Task details: Each line of the data holding "content" should be found and copied.

Records for processing:
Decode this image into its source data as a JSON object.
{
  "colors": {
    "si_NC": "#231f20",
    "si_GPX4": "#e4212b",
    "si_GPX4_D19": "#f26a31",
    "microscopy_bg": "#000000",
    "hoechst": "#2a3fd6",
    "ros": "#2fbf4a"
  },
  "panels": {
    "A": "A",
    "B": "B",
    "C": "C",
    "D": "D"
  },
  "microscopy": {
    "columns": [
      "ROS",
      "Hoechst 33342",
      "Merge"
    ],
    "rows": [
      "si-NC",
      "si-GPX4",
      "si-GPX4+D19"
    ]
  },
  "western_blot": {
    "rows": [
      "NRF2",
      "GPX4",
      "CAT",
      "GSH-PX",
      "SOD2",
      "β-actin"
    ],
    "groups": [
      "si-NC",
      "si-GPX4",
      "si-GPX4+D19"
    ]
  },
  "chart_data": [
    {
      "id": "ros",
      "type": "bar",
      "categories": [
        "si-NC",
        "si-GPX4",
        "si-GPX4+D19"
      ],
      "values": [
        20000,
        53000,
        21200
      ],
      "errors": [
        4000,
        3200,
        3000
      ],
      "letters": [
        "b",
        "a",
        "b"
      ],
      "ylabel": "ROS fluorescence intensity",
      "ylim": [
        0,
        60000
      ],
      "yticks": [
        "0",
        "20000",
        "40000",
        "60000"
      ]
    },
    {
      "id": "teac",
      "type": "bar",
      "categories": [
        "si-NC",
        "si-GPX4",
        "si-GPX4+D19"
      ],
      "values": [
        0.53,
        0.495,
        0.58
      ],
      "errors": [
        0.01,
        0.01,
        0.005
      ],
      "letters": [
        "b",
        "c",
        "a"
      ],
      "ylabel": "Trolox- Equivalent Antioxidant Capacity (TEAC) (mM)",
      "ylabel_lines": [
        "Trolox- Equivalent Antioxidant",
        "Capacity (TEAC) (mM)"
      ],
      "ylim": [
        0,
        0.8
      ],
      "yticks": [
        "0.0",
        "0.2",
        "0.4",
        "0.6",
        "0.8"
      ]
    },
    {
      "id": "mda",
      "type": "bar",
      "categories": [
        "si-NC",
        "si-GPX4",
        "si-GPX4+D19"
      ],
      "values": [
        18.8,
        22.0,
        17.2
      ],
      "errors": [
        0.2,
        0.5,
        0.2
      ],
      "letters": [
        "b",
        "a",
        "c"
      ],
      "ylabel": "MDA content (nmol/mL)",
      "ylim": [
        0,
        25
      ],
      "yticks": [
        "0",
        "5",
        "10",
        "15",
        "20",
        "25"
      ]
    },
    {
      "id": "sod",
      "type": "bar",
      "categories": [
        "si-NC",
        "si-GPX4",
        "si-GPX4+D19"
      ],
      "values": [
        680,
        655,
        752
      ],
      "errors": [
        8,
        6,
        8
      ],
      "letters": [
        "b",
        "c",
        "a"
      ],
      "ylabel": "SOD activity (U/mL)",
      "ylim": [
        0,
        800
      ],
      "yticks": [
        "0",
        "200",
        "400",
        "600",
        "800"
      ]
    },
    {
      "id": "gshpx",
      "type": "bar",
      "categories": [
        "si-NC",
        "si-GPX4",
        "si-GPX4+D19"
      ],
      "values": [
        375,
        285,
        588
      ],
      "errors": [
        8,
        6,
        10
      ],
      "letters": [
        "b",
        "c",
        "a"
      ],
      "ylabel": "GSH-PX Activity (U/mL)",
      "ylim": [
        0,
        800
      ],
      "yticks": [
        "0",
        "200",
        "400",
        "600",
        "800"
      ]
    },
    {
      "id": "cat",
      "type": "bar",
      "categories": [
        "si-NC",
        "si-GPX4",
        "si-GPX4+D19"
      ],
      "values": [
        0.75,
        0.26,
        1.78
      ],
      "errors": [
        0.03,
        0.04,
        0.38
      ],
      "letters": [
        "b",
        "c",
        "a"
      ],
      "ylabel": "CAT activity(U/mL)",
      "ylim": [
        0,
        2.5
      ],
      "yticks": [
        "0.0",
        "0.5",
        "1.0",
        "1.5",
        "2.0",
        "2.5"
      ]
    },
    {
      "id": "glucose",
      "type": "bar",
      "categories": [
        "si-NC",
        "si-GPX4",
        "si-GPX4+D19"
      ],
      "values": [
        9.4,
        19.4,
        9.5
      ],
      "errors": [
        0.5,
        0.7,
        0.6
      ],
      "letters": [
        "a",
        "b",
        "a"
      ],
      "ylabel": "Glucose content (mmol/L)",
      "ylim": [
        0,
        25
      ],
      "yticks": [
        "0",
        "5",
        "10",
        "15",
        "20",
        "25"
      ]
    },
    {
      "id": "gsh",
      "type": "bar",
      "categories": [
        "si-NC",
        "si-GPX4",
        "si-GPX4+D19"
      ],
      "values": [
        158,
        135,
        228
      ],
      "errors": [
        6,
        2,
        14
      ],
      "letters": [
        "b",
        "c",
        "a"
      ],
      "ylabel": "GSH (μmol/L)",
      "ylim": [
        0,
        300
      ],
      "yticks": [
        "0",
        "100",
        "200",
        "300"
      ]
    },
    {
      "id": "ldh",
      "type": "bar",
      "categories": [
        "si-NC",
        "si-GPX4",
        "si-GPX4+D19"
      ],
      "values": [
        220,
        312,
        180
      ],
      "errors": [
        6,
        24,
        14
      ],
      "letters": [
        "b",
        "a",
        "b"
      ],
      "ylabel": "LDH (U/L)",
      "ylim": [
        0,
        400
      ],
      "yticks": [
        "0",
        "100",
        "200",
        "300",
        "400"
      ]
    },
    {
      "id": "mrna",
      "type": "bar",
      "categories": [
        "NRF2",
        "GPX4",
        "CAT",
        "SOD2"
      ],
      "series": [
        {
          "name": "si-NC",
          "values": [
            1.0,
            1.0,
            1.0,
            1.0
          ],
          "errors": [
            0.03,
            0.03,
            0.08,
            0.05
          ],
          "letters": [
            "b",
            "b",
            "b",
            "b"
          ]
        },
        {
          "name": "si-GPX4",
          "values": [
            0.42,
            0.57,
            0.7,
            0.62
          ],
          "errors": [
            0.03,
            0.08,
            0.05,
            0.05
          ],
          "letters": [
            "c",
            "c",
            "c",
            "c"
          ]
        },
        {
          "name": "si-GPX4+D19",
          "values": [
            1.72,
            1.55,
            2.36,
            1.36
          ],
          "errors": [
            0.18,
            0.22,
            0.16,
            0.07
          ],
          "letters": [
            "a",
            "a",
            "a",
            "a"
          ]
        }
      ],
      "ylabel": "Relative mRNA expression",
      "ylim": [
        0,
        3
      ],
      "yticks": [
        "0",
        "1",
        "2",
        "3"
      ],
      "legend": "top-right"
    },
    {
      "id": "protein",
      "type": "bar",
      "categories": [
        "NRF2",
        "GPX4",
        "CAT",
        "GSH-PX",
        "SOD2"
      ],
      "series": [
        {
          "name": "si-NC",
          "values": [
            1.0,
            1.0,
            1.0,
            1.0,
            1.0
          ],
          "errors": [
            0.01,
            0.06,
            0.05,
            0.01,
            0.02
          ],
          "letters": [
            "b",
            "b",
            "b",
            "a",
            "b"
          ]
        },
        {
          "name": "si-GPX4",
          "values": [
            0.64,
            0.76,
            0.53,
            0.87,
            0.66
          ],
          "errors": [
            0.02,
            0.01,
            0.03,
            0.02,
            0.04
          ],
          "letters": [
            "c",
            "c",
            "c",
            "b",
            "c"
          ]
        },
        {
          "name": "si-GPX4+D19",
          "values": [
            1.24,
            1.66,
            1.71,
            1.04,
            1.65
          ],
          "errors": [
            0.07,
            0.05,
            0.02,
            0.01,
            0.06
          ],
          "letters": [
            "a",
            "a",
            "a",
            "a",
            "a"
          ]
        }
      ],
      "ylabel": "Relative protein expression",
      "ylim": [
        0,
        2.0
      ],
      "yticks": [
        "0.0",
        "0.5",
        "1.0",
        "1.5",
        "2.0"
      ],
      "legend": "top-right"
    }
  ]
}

Answer to the problem:
      "ylabel": "MDA content (nmol/mL)",
      "ylabel": "Glucose content (mmol/L)",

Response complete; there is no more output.